::: ENTRIES PROVIDED :::
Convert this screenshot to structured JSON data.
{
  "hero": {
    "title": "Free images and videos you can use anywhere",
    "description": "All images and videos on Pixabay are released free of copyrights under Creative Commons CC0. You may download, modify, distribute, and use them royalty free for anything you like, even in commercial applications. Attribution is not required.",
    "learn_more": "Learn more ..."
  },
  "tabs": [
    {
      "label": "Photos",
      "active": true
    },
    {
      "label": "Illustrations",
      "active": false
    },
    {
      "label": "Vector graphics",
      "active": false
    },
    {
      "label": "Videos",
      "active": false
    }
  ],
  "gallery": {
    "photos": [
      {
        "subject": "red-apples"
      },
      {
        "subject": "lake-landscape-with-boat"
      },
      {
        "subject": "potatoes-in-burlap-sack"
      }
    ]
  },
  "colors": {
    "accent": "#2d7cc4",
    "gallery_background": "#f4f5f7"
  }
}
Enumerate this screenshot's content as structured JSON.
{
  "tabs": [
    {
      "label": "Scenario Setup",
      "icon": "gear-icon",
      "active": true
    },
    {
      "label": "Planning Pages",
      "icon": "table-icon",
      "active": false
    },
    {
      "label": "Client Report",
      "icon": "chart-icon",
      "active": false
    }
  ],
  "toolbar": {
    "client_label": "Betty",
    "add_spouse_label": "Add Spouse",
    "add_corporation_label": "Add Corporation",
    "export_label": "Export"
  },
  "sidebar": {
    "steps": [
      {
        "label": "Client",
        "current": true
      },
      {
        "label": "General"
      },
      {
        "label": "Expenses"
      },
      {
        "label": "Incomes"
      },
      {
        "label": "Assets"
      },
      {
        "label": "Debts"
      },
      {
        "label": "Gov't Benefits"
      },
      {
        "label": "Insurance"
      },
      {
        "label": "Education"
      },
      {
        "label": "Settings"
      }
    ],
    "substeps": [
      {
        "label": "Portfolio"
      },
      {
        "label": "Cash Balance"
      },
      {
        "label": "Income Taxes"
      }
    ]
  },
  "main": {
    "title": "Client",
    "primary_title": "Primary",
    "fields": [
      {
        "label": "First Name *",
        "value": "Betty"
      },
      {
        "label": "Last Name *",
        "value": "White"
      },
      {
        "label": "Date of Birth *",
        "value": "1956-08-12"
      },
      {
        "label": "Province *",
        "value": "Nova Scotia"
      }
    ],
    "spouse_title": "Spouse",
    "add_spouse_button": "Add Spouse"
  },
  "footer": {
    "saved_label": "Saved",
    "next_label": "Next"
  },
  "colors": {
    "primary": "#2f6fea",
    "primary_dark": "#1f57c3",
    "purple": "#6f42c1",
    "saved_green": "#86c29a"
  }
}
:::
Copy out every line that includes the word "structured".

SOLUTION FOR THIS EXERCISE:
Convert this screenshot to structured JSON data.
Enumerate this screenshot's content as structured JSON.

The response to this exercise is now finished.